== Aim ==
Collect each line of the records containing the string "yang".

== Material provided ==
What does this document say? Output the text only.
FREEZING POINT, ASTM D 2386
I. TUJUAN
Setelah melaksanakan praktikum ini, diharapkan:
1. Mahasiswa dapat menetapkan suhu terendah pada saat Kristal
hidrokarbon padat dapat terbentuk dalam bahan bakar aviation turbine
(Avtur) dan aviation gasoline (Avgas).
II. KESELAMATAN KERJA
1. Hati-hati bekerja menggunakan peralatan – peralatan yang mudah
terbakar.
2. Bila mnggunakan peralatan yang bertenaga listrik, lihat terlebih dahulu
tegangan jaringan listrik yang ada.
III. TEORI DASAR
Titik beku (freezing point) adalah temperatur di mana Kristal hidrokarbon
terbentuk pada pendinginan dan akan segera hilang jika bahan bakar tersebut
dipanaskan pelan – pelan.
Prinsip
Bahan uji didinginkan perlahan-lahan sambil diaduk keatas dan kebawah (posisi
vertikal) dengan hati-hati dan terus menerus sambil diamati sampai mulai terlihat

== Response ==
1. Hati-hati bekerja menggunakan peralatan – peralatan yang mudah
2. Bila mnggunakan peralatan yang bertenaga listrik, lihat terlebih dahulu
tegangan jaringan listrik yang ada.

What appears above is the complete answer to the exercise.